▸ **GIVEN RECORDS**
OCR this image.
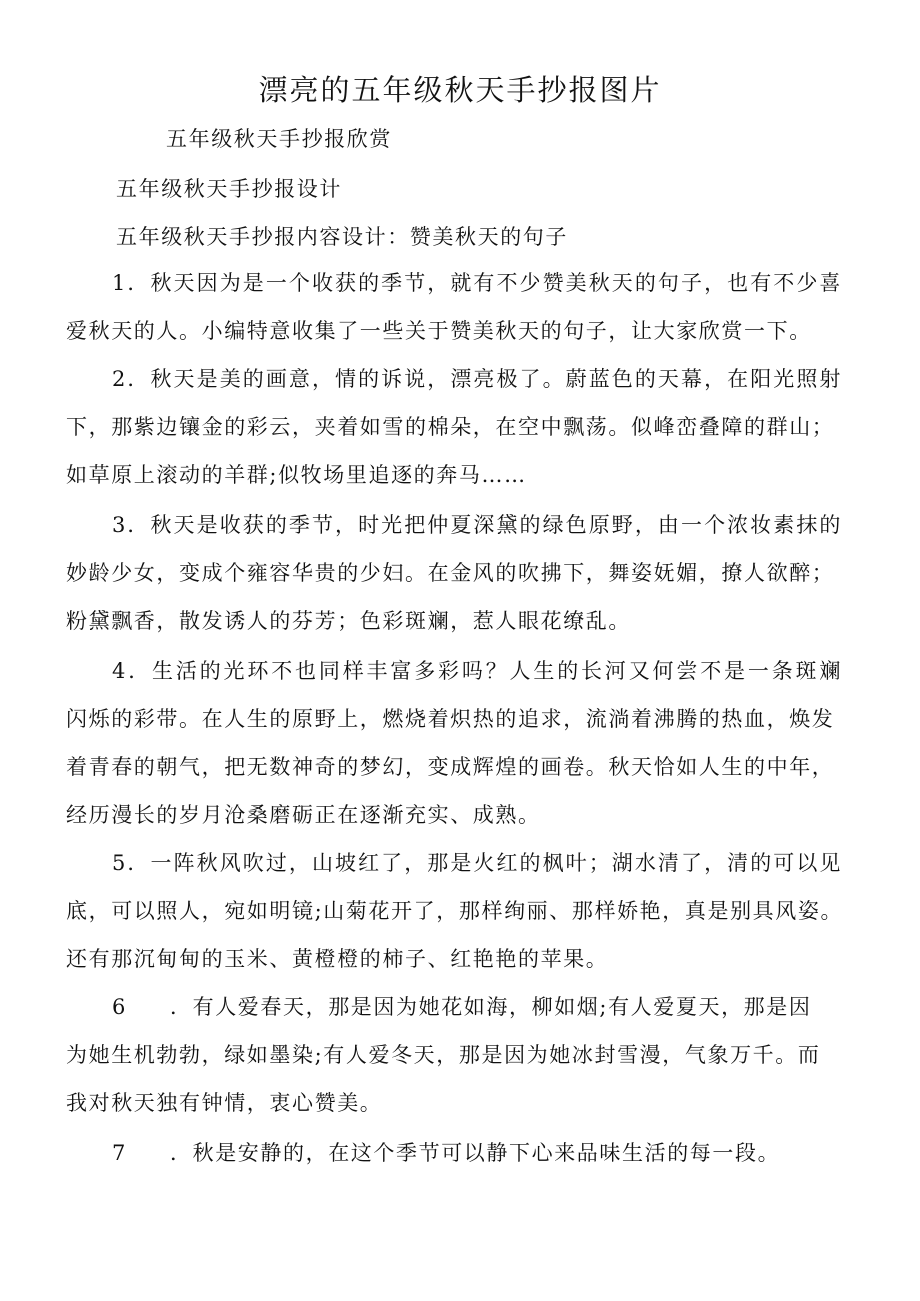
漂亮的五年级秋天手抄报图片
五年级秋天手抄报欣赏
五年级秋天手抄报设计
五年级秋天手抄报内容设计：赞美秋天的句子
1．秋天因为是一个收获的季节，就有不少赞美秋天的句子，也有不少喜
爱秋天的人。小编特意收集了一些关于赞美秋天的句子，让大家欣赏一下。
2．秋天是美的画意，情的诉说，漂亮极了。蔚蓝色的天幕，在阳光照射
下，那紫边镶金的彩云，夹着如雪的棉朵，在空中飘荡。似峰峦叠障的群山；
如草原上滚动的羊群;似牧场里追逐的奔马……
3．秋天是收获的季节，时光把仲夏深黛的绿色原野，由一个浓妆素抹的
妙龄少女，变成个雍容华贵的少妇。在金风的吹拂下，舞姿妩媚，撩人欲醉；
粉黛飘香，散发诱人的芬芳；色彩斑斓，惹人眼花缭乱。
4．生活的光环不也同样丰富多彩吗？人生的长河又何尝不是一条斑斓
闪烁的彩带。在人生的原野上，燃烧着炽热的追求，流淌着沸腾的热血，焕发
着青春的朝气，把无数神奇的梦幻，变成辉煌的画卷。秋天恰如人生的中年，
经历漫长的岁月沧桑磨砺正在逐渐充实、成熟。
5．一阵秋风吹过，山坡红了，那是火红的枫叶；湖水清了，清的可以见
底，可以照人，宛如明镜;山菊花开了，那样绚丽、那样娇艳，真是别具风姿。
还有那沉甸甸的玉米、黄橙橙的柿子、红艳艳的苹果。
6	．有人爱春天，那是因为她花如海，柳如烟;有人爱夏天，那是因
为她生机勃勃，绿如墨染;有人爱冬天，那是因为她冰封雪漫，气象万千。而
我对秋天独有钟情，衷心赞美。
7	．秋是安静的，在这个季节可以静下心来品味生活的每一段。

▸ **INSTRUCTIONS FOR THE TASK**
Quote the records in full and exactly; skip any image.

▸ **WRITTEN ANSWER**
OCR this image.
漂亮的五年级秋天手抄报图片
五年级秋天手抄报欣赏
五年级秋天手抄报设计
五年级秋天手抄报内容设计：赞美秋天的句子
1．秋天因为是一个收获的季节，就有不少赞美秋天的句子，也有不少喜
爱秋天的人。小编特意收集了一些关于赞美秋天的句子，让大家欣赏一下。
2．秋天是美的画意，情的诉说，漂亮极了。蔚蓝色的天幕，在阳光照射
下，那紫边镶金的彩云，夹着如雪的棉朵，在空中飘荡。似峰峦叠障的群山；
如草原上滚动的羊群;似牧场里追逐的奔马……
3．秋天是收获的季节，时光把仲夏深黛的绿色原野，由一个浓妆素抹的
妙龄少女，变成个雍容华贵的少妇。在金风的吹拂下，舞姿妩媚，撩人欲醉；
粉黛飘香，散发诱人的芬芳；色彩斑斓，惹人眼花缭乱。
4．生活的光环不也同样丰富多彩吗？人生的长河又何尝不是一条斑斓
闪烁的彩带。在人生的原野上，燃烧着炽热的追求，流淌着沸腾的热血，焕发
着青春的朝气，把无数神奇的梦幻，变成辉煌的画卷。秋天恰如人生的中年，
经历漫长的岁月沧桑磨砺正在逐渐充实、成熟。
5．一阵秋风吹过，山坡红了，那是火红的枫叶；湖水清了，清的可以见
底，可以照人，宛如明镜;山菊花开了，那样绚丽、那样娇艳，真是别具风姿。
还有那沉甸甸的玉米、黄橙橙的柿子、红艳艳的苹果。
6	．有人爱春天，那是因为她花如海，柳如烟;有人爱夏天，那是因
为她生机勃勃，绿如墨染;有人爱冬天，那是因为她冰封雪漫，气象万千。而
我对秋天独有钟情，衷心赞美。
7	．秋是安静的，在这个季节可以静下心来品味生活的每一段。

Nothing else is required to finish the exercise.